[Start SUPPLIED RECORDS]
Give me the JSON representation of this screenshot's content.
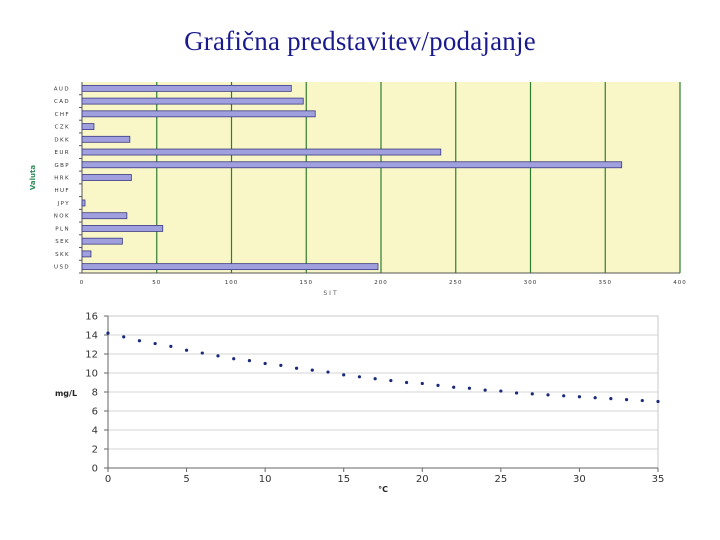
{
  "slide_title": "Grafična predstavitev/podajanje",
  "colors": {
    "title": "#1a1a8c",
    "bar_fill": "#a0a0de",
    "bar_stroke": "#3a3a80",
    "plot_bg_1": "#f9f7c8",
    "grid_1": "#2f7d2f",
    "axis_label_1": "#2e8b57",
    "plot_bg_2": "#ffffff",
    "grid_2": "#c8c8c8",
    "points_2": "#1a2a7a"
  },
  "chart_data": [
    {
      "type": "bar",
      "orientation": "horizontal",
      "categories": [
        "AUD",
        "CAD",
        "CHF",
        "CZK",
        "DKK",
        "EUR",
        "GBP",
        "HRK",
        "HUF",
        "JPY",
        "NOK",
        "PLN",
        "SEK",
        "SKK",
        "USD"
      ],
      "values": [
        140,
        148,
        156,
        8,
        32,
        240,
        361,
        33,
        0,
        2,
        30,
        54,
        27,
        6,
        198
      ],
      "xlabel": "SIT",
      "ylabel": "Valuta",
      "xlim": [
        0,
        400
      ],
      "xticks": [
        0,
        50,
        100,
        150,
        200,
        250,
        300,
        350,
        400
      ],
      "grid": "vertical"
    },
    {
      "type": "scatter",
      "x": [
        0,
        1,
        2,
        3,
        4,
        5,
        6,
        7,
        8,
        9,
        10,
        11,
        12,
        13,
        14,
        15,
        16,
        17,
        18,
        19,
        20,
        21,
        22,
        23,
        24,
        25,
        26,
        27,
        28,
        29,
        30,
        31,
        32,
        33,
        34,
        35
      ],
      "y": [
        14.2,
        13.8,
        13.4,
        13.1,
        12.8,
        12.4,
        12.1,
        11.8,
        11.5,
        11.3,
        11.0,
        10.8,
        10.5,
        10.3,
        10.1,
        9.8,
        9.6,
        9.4,
        9.2,
        9.0,
        8.9,
        8.7,
        8.5,
        8.4,
        8.2,
        8.1,
        7.9,
        7.8,
        7.7,
        7.6,
        7.5,
        7.4,
        7.3,
        7.2,
        7.1,
        7.0
      ],
      "xlabel": "°C",
      "ylabel": "mg/L",
      "xlim": [
        0,
        35
      ],
      "ylim": [
        0,
        16
      ],
      "xticks": [
        0,
        5,
        10,
        15,
        20,
        25,
        30,
        35
      ],
      "yticks": [
        0,
        2,
        4,
        6,
        8,
        10,
        12,
        14,
        16
      ],
      "grid": "horizontal"
    }
  ]
}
[End SUPPLIED RECORDS]
[WHAT IS EXPECTED] Check the data for the word "horizontal" and pull out the lines that have it.

[TASK OUTPUT]
      "orientation": "horizontal",
      "grid": "horizontal"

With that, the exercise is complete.